Answer these questions about the forum thread on Scottish independence:
(a) Which poster wrote at 12:09:14 on Wed 14-Nov-12?
(b) Beyond wealth, what does Caerlaverock say the issue is about?
(c) According to prettybird, on what basis should Scottish voters vote for independence?

-- EXCERPT PROVIDED follows --

Caerlaverock Wed 14-Nov-12 12:07:19

Quite a few if us a considering it. It is not just about wealth. It is about self governance and making decisions for the good of the country if Scotland. There are different priorities up here and it would be good to have accountability with local politicians. It would be good to get rid of the chip on the shoulder and bear responsibility for our own actions. I suppose it is pointless asking that this thread not deteriorate into scots/English bashing?

prettybird Wed 14-Nov-12 12:09:14

Different set of values from (the majority of) the English - to me that's the biggy. They also seem to be diverging more and more.
Different education system
Different legal system
A desire not to be ruled by Westminster in ways that are at odds with what Scots want
Better if decisions about Scotland are taken by the people of Scotland

I actually don't believe that the Scottish voters should vote for independence because they think that they would be better off - I think they should vote for it if they think it is right

Some reasons why people are going to vote "Yes

Frustratedartist Wed 14-Nov-12 12:12:30

Also Scottish,living in Scotland.

-- EXCERPT PROVIDED concluded --
-- RECORD SET follows --

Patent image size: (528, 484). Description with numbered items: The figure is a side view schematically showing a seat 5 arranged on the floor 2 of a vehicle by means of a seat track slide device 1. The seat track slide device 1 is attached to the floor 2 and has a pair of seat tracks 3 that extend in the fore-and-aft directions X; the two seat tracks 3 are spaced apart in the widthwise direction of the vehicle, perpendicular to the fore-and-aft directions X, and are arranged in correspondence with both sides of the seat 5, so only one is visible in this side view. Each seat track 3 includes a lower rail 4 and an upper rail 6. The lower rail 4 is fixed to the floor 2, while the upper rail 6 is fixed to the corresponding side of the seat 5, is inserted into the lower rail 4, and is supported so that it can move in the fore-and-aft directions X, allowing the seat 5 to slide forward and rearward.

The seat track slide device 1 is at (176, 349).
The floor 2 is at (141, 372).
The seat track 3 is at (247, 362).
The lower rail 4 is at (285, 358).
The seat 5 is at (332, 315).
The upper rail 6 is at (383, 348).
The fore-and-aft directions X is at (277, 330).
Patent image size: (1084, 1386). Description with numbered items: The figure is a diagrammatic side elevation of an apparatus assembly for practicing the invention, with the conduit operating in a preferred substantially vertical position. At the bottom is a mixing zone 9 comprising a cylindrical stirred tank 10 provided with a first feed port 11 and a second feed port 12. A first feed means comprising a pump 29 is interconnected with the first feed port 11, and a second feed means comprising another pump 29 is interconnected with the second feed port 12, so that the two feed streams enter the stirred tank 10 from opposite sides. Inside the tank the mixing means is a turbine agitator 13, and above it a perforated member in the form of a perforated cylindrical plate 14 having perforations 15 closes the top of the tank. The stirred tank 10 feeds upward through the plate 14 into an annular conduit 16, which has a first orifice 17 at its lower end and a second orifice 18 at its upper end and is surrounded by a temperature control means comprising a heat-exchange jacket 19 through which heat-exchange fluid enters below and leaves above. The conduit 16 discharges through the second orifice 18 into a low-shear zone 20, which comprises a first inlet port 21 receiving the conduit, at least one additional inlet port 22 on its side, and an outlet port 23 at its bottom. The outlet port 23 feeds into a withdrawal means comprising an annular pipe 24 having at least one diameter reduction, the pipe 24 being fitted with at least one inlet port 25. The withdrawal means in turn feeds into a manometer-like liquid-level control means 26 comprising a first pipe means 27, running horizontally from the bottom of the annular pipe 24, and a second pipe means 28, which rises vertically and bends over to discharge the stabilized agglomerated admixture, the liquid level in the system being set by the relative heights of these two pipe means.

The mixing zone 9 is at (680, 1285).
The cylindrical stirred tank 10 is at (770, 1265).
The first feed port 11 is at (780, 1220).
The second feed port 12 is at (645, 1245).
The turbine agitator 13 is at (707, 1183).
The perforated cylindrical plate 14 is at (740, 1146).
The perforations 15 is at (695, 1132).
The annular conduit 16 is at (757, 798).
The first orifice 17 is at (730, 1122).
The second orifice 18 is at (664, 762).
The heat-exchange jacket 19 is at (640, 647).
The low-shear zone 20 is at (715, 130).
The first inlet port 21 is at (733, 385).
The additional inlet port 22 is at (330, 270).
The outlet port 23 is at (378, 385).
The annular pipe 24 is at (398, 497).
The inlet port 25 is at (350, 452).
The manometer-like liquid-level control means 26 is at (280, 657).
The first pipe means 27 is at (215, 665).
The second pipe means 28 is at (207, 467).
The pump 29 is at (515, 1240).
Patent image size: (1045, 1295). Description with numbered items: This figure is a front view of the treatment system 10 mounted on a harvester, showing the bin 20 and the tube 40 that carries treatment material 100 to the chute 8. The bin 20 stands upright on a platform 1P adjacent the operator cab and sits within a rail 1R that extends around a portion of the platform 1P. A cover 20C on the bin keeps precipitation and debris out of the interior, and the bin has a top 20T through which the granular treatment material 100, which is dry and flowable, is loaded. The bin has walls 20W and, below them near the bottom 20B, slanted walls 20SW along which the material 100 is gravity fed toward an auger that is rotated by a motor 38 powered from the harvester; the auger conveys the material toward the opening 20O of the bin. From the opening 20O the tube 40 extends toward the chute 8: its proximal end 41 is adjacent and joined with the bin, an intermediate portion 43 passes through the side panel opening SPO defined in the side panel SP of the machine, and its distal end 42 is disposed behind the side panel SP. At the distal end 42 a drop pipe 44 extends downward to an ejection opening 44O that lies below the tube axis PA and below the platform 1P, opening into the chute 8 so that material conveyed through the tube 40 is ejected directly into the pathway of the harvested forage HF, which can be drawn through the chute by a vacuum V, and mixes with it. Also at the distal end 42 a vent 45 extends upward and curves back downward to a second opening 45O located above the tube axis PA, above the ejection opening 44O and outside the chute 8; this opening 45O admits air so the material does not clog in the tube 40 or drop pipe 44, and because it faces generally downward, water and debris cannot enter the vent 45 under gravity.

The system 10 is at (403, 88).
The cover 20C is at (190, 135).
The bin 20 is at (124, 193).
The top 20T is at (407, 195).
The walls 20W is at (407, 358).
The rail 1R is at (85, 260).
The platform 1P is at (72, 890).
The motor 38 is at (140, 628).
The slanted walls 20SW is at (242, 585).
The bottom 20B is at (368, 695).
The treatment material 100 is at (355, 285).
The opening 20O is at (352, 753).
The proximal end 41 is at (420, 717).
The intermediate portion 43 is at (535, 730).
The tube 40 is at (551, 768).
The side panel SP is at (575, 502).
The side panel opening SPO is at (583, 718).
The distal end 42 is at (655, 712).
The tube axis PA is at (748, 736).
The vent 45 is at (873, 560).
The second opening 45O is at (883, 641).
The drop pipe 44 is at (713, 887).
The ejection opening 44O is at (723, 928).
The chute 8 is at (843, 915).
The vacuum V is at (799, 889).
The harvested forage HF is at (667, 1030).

-- RECORD SET concluded --

=== SOLUTION TO THE PROBLEM ===
(a) prettybird
(b) Self governance and making decisions for the good of the country.
(c) They should vote for it if they think it is right, not because they think they would be better off.